::: Input

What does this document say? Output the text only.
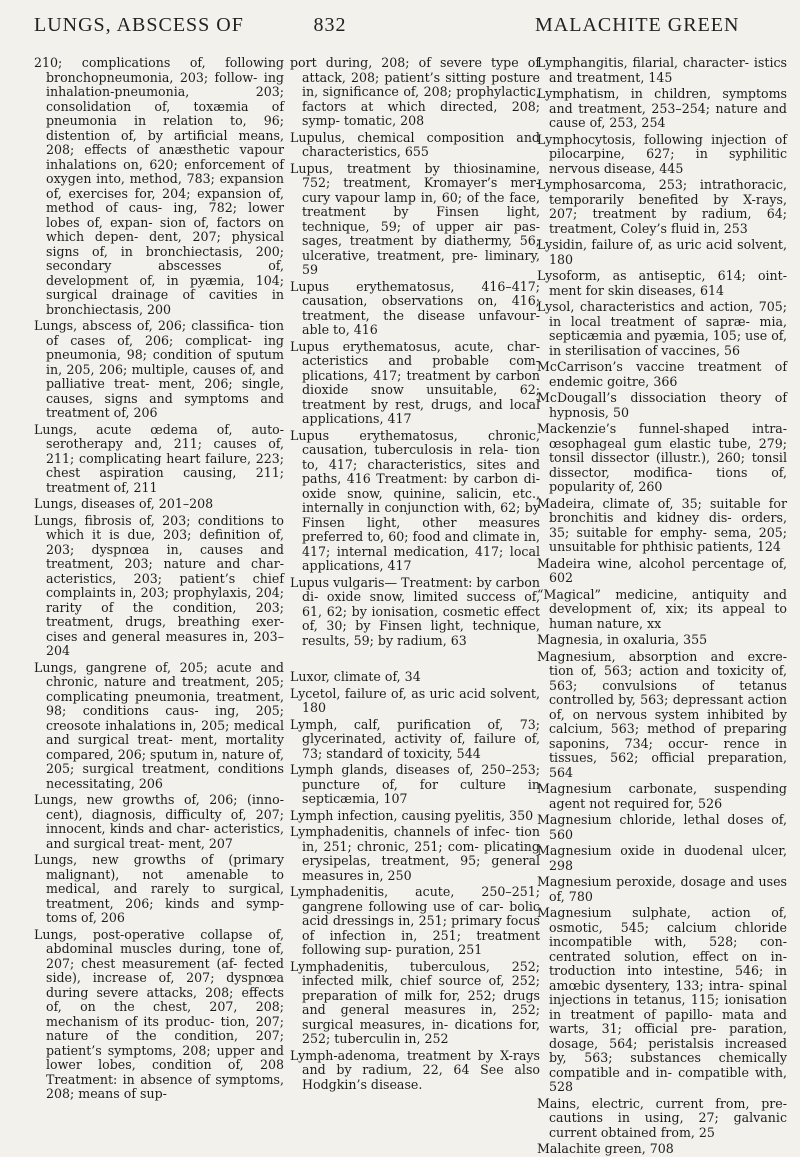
LUNGS, ABSCESS OF	832	MALACHITE GREEN

210; complications of, following bronchopneumonia, 203; follow- ing inhalation-pneumonia, 203; consolidation of, toxæmia of pneumonia in relation to, 96; distention of, by artificial means, 208; effects of anæsthetic vapour inhalations on, 620; enforcement of oxygen into, method, 783; expansion of, exercises for, 204; expansion of, method of caus- ing, 782; lower lobes of, expan- sion of, factors on which depen- dent, 207; physical signs of, in bronchiectasis, 200; secondary abscesses of, development of, in pyæmia, 104; surgical drainage of cavities in bronchiectasis, 200

Lungs, abscess of, 206; classifica- tion of cases of, 206; complicat- ing pneumonia, 98; condition of sputum in, 205, 206; multiple, causes of, and palliative treat- ment, 206; single, causes, signs and symptoms and treatment of, 206

Lungs, acute œdema of, auto- serotherapy and, 211; causes of, 211; complicating heart failure, 223; chest aspiration causing, 211; treatment of, 211

Lungs, diseases of, 201–208

Lungs, fibrosis of, 203; conditions to which it is due, 203; definition of, 203; dyspnœa in, causes and treatment, 203; nature and char- acteristics, 203; patient’s chief complaints in, 203; prophylaxis, 204; rarity of the condition, 203; treatment, drugs, breathing exer- cises and general measures in, 203–204

Lungs, gangrene of, 205; acute and chronic, nature and treatment, 205; complicating pneumonia, treatment, 98; conditions caus- ing, 205; creosote inhalations in, 205; medical and surgical treat- ment, mortality compared, 206; sputum in, nature of, 205; surgical treatment, conditions necessitating, 206

Lungs, new growths of, 206; (inno- cent), diagnosis, difficulty of, 207; innocent, kinds and char- acteristics, and surgical treat- ment, 207

Lungs, new growths of (primary malignant), not amenable to medical, and rarely to surgical, treatment, 206; kinds and symp- toms of, 206

Lungs, post-operative collapse of, abdominal muscles during, tone of, 207; chest measurement (af- fected side), increase of, 207; dyspnœa during severe attacks, 208; effects of, on the chest, 207, 208; mechanism of its produc- tion, 207; nature of the condition, 207; patient’s symptoms, 208; upper and lower lobes, condition of, 208 Treatment: in absence of symptoms, 208; means of sup-

port during, 208; of severe type of attack, 208; patient’s sitting posture in, significance of, 208; prophylactic, factors at which directed, 208; symp- tomatic, 208

Lupulus, chemical composition and characteristics, 655

Lupus, treatment by thiosinamine, 752; treatment, Kromayer’s mer- cury vapour lamp in, 60; of the face, treatment by Finsen light, technique, 59; of upper air pas- sages, treatment by diathermy, 56; ulcerative, treatment, pre- liminary, 59

Lupus erythematosus, 416–417; causation, observations on, 416; treatment, the disease unfavour- able to, 416

Lupus erythematosus, acute, char- acteristics and probable com- plications, 417; treatment by carbon dioxide snow unsuitable, 62; treatment by rest, drugs, and local applications, 417

Lupus erythematosus, chronic, causation, tuberculosis in rela- tion to, 417; characteristics, sites and paths, 416 Treatment: by carbon di- oxide snow, quinine, salicin, etc., internally in conjunction with, 62; by Finsen light, other measures preferred to, 60; food and climate in, 417; internal medication, 417; local applications, 417

Lupus vulgaris— Treatment: by carbon di- oxide snow, limited success of, 61, 62; by ionisation, cosmetic effect of, 30; by Finsen light, technique, results, 59; by radium, 63

Luxor, climate of, 34

Lycetol, failure of, as uric acid solvent, 180

Lymph, calf, purification of, 73; glycerinated, activity of, failure of, 73; standard of toxicity, 544

Lymph glands, diseases of, 250–253; puncture of, for culture in septicæmia, 107

Lymph infection, causing pyelitis, 350

Lymphadenitis, channels of infec- tion in, 251; chronic, 251; com- plicating erysipelas, treatment, 95; general measures in, 250

Lymphadenitis, acute, 250–251; gangrene following use of car- bolic acid dressings in, 251; primary focus of infection in, 251; treatment following sup- puration, 251

Lymphadenitis, tuberculous, 252; infected milk, chief source of, 252; preparation of milk for, 252; drugs and general measures in, 252; surgical measures, in- dications for, 252; tuberculin in, 252

Lymph-adenoma, treatment by X-rays and by radium, 22, 64 See also Hodgkin’s disease.

Lymphangitis, filarial, character- istics and treatment, 145

Lymphatism, in children, symptoms and treatment, 253–254; nature and cause of, 253, 254

Lymphocytosis, following injection of pilocarpine, 627; in syphilitic nervous disease, 445

Lymphosarcoma, 253; intrathoracic, temporarily benefited by X-rays, 207; treatment by radium, 64; treatment, Coley’s fluid in, 253

Lysidin, failure of, as uric acid solvent, 180

Lysoform, as antiseptic, 614; oint- ment for skin diseases, 614

Lysol, characteristics and action, 705; in local treatment of sapræ- mia, septicæmia and pyæmia, 105; use of, in sterilisation of vaccines, 56

McCarrison’s vaccine treatment of endemic goitre, 366

McDougall’s dissociation theory of hypnosis, 50

Mackenzie’s funnel-shaped intra- œsophageal gum elastic tube, 279; tonsil dissector (illustr.), 260; tonsil dissector, modifica- tions of, popularity of, 260

Madeira, climate of, 35; suitable for bronchitis and kidney dis- orders, 35; suitable for emphy- sema, 205; unsuitable for phthisic patients, 124

Madeira wine, alcohol percentage of, 602

“Magical” medicine, antiquity and development of, xix; its appeal to human nature, xx

Magnesia, in oxaluria, 355

Magnesium, absorption and excre- tion of, 563; action and toxicity of, 563; convulsions of tetanus controlled by, 563; depressant action of, on nervous system inhibited by calcium, 563; method of preparing saponins, 734; occur- rence in tissues, 562; official preparation, 564

Magnesium carbonate, suspending agent not required for, 526

Magnesium chloride, lethal doses of, 560

Magnesium oxide in duodenal ulcer, 298

Magnesium peroxide, dosage and uses of, 780

Magnesium sulphate, action of, osmotic, 545; calcium chloride incompatible with, 528; con- centrated solution, effect on in- troduction into intestine, 546; in amœbic dysentery, 133; intra- spinal injections in tetanus, 115; ionisation in treatment of papillo- mata and warts, 31; official pre- paration, dosage, 564; peristalsis increased by, 563; substances chemically compatible and in- compatible with, 528

Mains, electric, current from, pre- cautions in using, 27; galvanic current obtained from, 25

Malachite green, 708
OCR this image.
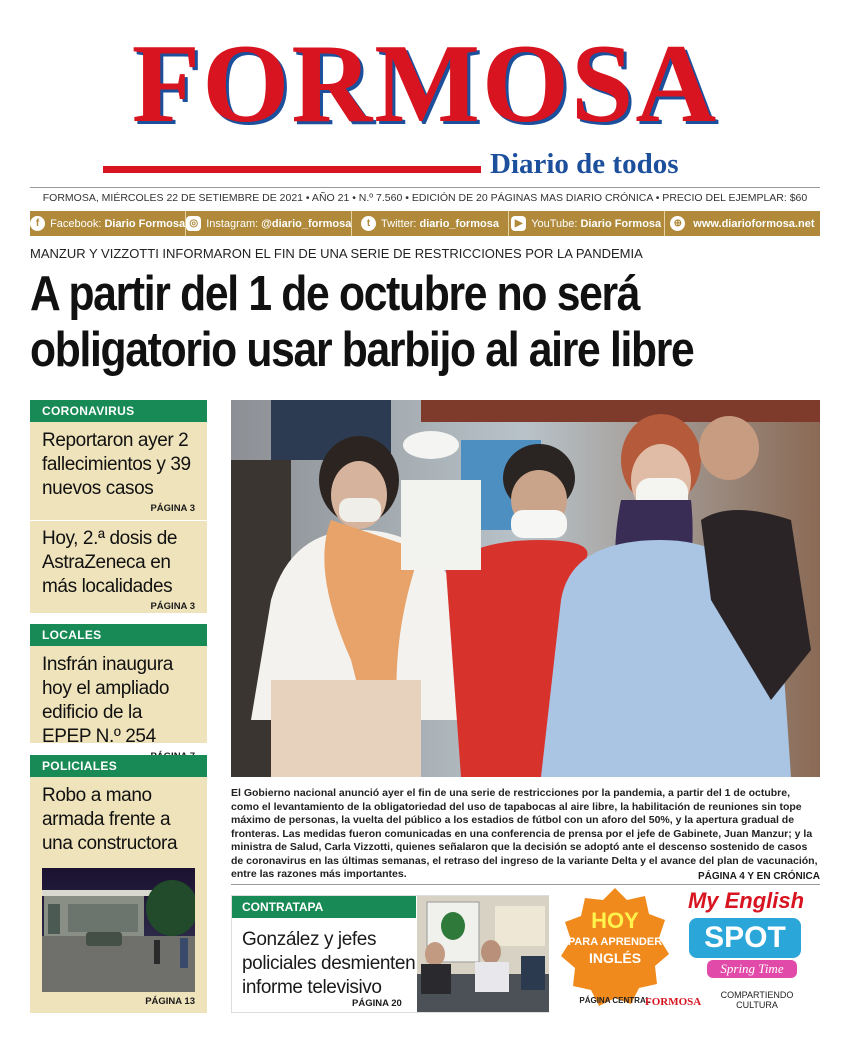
FORMOSA
Diario de todos
FORMOSA, MIÉRCOLES 22 DE SETIEMBRE DE 2021 • AÑO 21 • N.º 7.560 • EDICIÓN DE 20 PÁGINAS MAS DIARIO CRÓNICA • PRECIO DEL EJEMPLAR: $60
f Facebook: Diario Formosa ◎ Instagram: @diario_formosa	t Twitter: diario_formosa	▶ YouTube: Diario Formosa	⊕	www.diarioformosa.net
MANZUR Y VIZZOTTI INFORMARON EL FIN DE UNA SERIE DE RESTRICCIONES POR LA PANDEMIA
A partir del 1 de octubre no será
obligatorio usar barbijo al aire libre
CORONAVIRUS
Reportaron ayer 2 fallecimientos y 39 nuevos casos
PÁGINA 3
Hoy, 2.ª dosis de AstraZeneca en más localidades
PÁGINA 3
LOCALES
Insfrán inaugura hoy el ampliado edificio de la EPEP N.º 254
POLICIALES
Robo a mano armada frente a una constructora
PÁGINA 13
El Gobierno nacional anunció ayer el fin de una serie de restricciones por la pandemia, a partir del 1 de octubre, como el levantamiento de la obligatoriedad del uso de tapabocas al aire libre, la habilitación de reuniones sin tope máximo de personas, la vuelta del público a los estadios de fútbol con un aforo del 50%, y la apertura gradual de fronteras. Las medidas fueron comunicadas en una conferencia de prensa por el jefe de Gabinete, Juan Manzur; y la ministra de Salud, Carla Vizzotti, quienes señalaron que la decisión se adoptó ante el descenso sostenido de casos de coronavirus en las últimas semanas, el retraso del ingreso de la variante Delta y el avance del plan de vacunación, entre las razones más importantes.	PÁGINA 4 Y EN CRÓNICA
CONTRATAPA
González y jefes policiales desmienten informe televisivo
PÁGINA 20
HOY
PARA APRENDER
INGLÉS
PÁGINA CENTRAL
My English
SPOT
Spring Time
FORMOSA
COMPARTIENDO
CULTURA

::::::

--- Task instructions ---
Find all lines in the records that hold the word "erythematosus". Copy them.

--- Reply ---
Lupus erythematosus, 416–417; causation, observations on, 416; treatment, the disease unfavour- able to, 416
Lupus erythematosus, acute, char- acteristics and probable com- plications, 417; treatment by carbon dioxide snow unsuitable, 62; treatment by rest, drugs, and local applications, 417
Lupus erythematosus, chronic, causation, tuberculosis in rela- tion to, 417; characteristics, sites and paths, 416 Treatment: by carbon di- oxide snow, quinine, salicin, etc., internally in conjunction with, 62; by Finsen light, other measures preferred to, 60; food and climate in, 417; internal medication, 417; local applications, 417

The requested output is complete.